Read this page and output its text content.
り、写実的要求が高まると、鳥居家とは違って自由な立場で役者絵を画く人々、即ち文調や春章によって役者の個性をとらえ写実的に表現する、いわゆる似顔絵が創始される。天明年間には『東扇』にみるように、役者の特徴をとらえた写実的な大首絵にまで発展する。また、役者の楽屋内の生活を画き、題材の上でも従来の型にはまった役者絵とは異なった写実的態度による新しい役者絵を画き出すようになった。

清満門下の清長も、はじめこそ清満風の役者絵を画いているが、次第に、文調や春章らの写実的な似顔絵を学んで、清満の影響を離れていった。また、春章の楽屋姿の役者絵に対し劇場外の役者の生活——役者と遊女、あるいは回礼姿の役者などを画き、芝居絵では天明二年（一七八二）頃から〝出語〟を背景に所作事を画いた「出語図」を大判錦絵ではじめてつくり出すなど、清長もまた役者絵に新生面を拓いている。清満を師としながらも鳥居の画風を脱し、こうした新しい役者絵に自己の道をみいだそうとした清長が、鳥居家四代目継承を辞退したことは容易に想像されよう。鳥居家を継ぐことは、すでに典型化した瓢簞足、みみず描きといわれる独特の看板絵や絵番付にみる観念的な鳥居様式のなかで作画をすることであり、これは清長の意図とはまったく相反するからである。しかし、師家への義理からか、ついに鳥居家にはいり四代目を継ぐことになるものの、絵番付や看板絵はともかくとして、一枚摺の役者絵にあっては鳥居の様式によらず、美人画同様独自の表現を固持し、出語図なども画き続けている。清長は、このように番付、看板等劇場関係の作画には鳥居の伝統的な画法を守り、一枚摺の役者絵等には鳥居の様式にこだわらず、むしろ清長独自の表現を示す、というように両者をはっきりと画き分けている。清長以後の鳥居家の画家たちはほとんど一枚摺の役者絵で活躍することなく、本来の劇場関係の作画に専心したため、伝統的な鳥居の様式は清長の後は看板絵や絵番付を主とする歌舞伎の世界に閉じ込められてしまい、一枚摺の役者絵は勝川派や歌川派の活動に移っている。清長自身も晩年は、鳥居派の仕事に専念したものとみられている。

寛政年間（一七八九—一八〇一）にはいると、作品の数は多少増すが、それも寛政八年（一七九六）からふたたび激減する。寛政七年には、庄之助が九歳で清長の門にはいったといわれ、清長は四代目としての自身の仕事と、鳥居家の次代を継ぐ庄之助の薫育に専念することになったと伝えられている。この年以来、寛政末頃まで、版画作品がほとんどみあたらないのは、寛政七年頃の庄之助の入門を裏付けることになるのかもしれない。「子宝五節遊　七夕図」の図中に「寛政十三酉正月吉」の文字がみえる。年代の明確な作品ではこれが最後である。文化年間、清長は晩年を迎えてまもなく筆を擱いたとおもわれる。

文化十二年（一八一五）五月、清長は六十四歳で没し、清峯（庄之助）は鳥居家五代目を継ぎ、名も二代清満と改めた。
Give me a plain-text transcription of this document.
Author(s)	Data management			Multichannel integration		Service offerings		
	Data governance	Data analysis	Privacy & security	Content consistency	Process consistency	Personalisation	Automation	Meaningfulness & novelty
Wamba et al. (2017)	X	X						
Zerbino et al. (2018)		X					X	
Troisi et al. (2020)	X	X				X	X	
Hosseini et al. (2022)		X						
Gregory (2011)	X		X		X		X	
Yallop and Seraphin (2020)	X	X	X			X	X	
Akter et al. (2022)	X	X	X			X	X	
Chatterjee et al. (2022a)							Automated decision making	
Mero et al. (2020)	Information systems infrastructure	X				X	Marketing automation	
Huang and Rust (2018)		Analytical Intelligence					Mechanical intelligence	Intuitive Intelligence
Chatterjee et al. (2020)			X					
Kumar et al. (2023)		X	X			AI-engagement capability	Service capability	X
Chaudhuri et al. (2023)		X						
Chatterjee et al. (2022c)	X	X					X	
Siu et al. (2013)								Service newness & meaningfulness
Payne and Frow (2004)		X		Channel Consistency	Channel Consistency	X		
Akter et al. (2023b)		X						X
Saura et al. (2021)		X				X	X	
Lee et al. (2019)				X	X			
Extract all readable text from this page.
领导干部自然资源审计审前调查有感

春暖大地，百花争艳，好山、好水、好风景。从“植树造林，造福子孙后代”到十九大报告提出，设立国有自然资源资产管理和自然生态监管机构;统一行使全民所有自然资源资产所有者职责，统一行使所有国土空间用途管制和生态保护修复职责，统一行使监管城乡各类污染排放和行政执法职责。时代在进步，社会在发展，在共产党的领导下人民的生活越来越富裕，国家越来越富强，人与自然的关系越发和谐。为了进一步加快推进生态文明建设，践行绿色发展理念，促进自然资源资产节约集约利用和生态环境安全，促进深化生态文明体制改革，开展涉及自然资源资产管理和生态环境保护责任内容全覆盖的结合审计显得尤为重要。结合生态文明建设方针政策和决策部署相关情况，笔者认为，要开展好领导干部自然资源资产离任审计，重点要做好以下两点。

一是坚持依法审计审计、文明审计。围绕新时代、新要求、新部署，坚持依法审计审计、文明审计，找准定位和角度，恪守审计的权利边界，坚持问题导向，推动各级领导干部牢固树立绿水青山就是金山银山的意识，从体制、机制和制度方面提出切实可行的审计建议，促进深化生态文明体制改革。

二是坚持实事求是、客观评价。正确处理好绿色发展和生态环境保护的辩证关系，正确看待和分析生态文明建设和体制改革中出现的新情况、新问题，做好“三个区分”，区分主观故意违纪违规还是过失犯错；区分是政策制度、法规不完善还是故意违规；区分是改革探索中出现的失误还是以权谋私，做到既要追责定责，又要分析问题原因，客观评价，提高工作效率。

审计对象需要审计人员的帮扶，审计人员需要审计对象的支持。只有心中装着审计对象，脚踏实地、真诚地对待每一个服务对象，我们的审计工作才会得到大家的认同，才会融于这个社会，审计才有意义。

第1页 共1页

» EXERCISE TASK
Transcribe the full listing above without leaving anything out.

» ANSWER TO THE EXERCISE
Read this page and output its text content.
り、写実的要求が高まると、鳥居家とは違って自由な立場で役者絵を画く人々、即ち文調や春章によって役者の個性をとらえ写実的に表現する、いわゆる似顔絵が創始される。天明年間には『東扇』にみるように、役者の特徴をとらえた写実的な大首絵にまで発展する。また、役者の楽屋内の生活を画き、題材の上でも従来の型にはまった役者絵とは異なった写実的態度による新しい役者絵を画き出すようになった。

清満門下の清長も、はじめこそ清満風の役者絵を画いているが、次第に、文調や春章らの写実的な似顔絵を学んで、清満の影響を離れていった。また、春章の楽屋姿の役者絵に対し劇場外の役者の生活——役者と遊女、あるいは回礼姿の役者などを画き、芝居絵では天明二年（一七八二）頃から〝出語〟を背景に所作事を画いた「出語図」を大判錦絵ではじめてつくり出すなど、清長もまた役者絵に新生面を拓いている。清満を師としながらも鳥居の画風を脱し、こうした新しい役者絵に自己の道をみいだそうとした清長が、鳥居家四代目継承を辞退したことは容易に想像されよう。鳥居家を継ぐことは、すでに典型化した瓢簞足、みみず描きといわれる独特の看板絵や絵番付にみる観念的な鳥居様式のなかで作画をすることであり、これは清長の意図とはまったく相反するからである。しかし、師家への義理からか、ついに鳥居家にはいり四代目を継ぐことになるものの、絵番付や看板絵はともかくとして、一枚摺の役者絵にあっては鳥居の様式によらず、美人画同様独自の表現を固持し、出語図なども画き続けている。清長は、このように番付、看板等劇場関係の作画には鳥居の伝統的な画法を守り、一枚摺の役者絵等には鳥居の様式にこだわらず、むしろ清長独自の表現を示す、というように両者をはっきりと画き分けている。清長以後の鳥居家の画家たちはほとんど一枚摺の役者絵で活躍することなく、本来の劇場関係の作画に専心したため、伝統的な鳥居の様式は清長の後は看板絵や絵番付を主とする歌舞伎の世界に閉じ込められてしまい、一枚摺の役者絵は勝川派や歌川派の活動に移っている。清長自身も晩年は、鳥居派の仕事に専念したものとみられている。

寛政年間（一七八九—一八〇一）にはいると、作品の数は多少増すが、それも寛政八年（一七九六）からふたたび激減する。寛政七年には、庄之助が九歳で清長の門にはいったといわれ、清長は四代目としての自身の仕事と、鳥居家の次代を継ぐ庄之助の薫育に専念することになったと伝えられている。この年以来、寛政末頃まで、版画作品がほとんどみあたらないのは、寛政七年頃の庄之助の入門を裏付けることになるのかもしれない。「子宝五節遊　七夕図」の図中に「寛政十三酉正月吉」の文字がみえる。年代の明確な作品ではこれが最後である。文化年間、清長は晩年を迎えてまもなく筆を擱いたとおもわれる。

文化十二年（一八一五）五月、清長は六十四歳で没し、清峯（庄之助）は鳥居家五代目を継ぎ、名も二代清満と改めた。
Give me a plain-text transcription of this document.
Author(s)	Data management			Multichannel integration		Service offerings		
	Data governance	Data analysis	Privacy & security	Content consistency	Process consistency	Personalisation	Automation	Meaningfulness & novelty
Wamba et al. (2017)	X	X						
Zerbino et al. (2018)		X					X	
Troisi et al. (2020)	X	X				X	X	
Hosseini et al. (2022)		X						
Gregory (2011)	X		X		X		X	
Yallop and Seraphin (2020)	X	X	X			X	X	
Akter et al. (2022)	X	X	X			X	X	
Chatterjee et al. (2022a)							Automated decision making	
Mero et al. (2020)	Information systems infrastructure	X				X	Marketing automation	
Huang and Rust (2018)		Analytical Intelligence					Mechanical intelligence	Intuitive Intelligence
Chatterjee et al. (2020)			X					
Kumar et al. (2023)		X	X			AI-engagement capability	Service capability	X
Chaudhuri et al. (2023)		X						
Chatterjee et al. (2022c)	X	X					X	
Siu et al. (2013)								Service newness & meaningfulness
Payne and Frow (2004)		X		Channel Consistency	Channel Consistency	X		
Akter et al. (2023b)		X						X
Saura et al. (2021)		X				X	X	
Lee et al. (2019)				X	X			
Extract all readable text from this page.
领导干部自然资源审计审前调查有感

春暖大地，百花争艳，好山、好水、好风景。从“植树造林，造福子孙后代”到十九大报告提出，设立国有自然资源资产管理和自然生态监管机构;统一行使全民所有自然资源资产所有者职责，统一行使所有国土空间用途管制和生态保护修复职责，统一行使监管城乡各类污染排放和行政执法职责。时代在进步，社会在发展，在共产党的领导下人民的生活越来越富裕，国家越来越富强，人与自然的关系越发和谐。为了进一步加快推进生态文明建设，践行绿色发展理念，促进自然资源资产节约集约利用和生态环境安全，促进深化生态文明体制改革，开展涉及自然资源资产管理和生态环境保护责任内容全覆盖的结合审计显得尤为重要。结合生态文明建设方针政策和决策部署相关情况，笔者认为，要开展好领导干部自然资源资产离任审计，重点要做好以下两点。

一是坚持依法审计审计、文明审计。围绕新时代、新要求、新部署，坚持依法审计审计、文明审计，找准定位和角度，恪守审计的权利边界，坚持问题导向，推动各级领导干部牢固树立绿水青山就是金山银山的意识，从体制、机制和制度方面提出切实可行的审计建议，促进深化生态文明体制改革。

二是坚持实事求是、客观评价。正确处理好绿色发展和生态环境保护的辩证关系，正确看待和分析生态文明建设和体制改革中出现的新情况、新问题，做好“三个区分”，区分主观故意违纪违规还是过失犯错；区分是政策制度、法规不完善还是故意违规；区分是改革探索中出现的失误还是以权谋私，做到既要追责定责，又要分析问题原因，客观评价，提高工作效率。

审计对象需要审计人员的帮扶，审计人员需要审计对象的支持。只有心中装着审计对象，脚踏实地、真诚地对待每一个服务对象，我们的审计工作才会得到大家的认同，才会融于这个社会，审计才有意义。

第1页 共1页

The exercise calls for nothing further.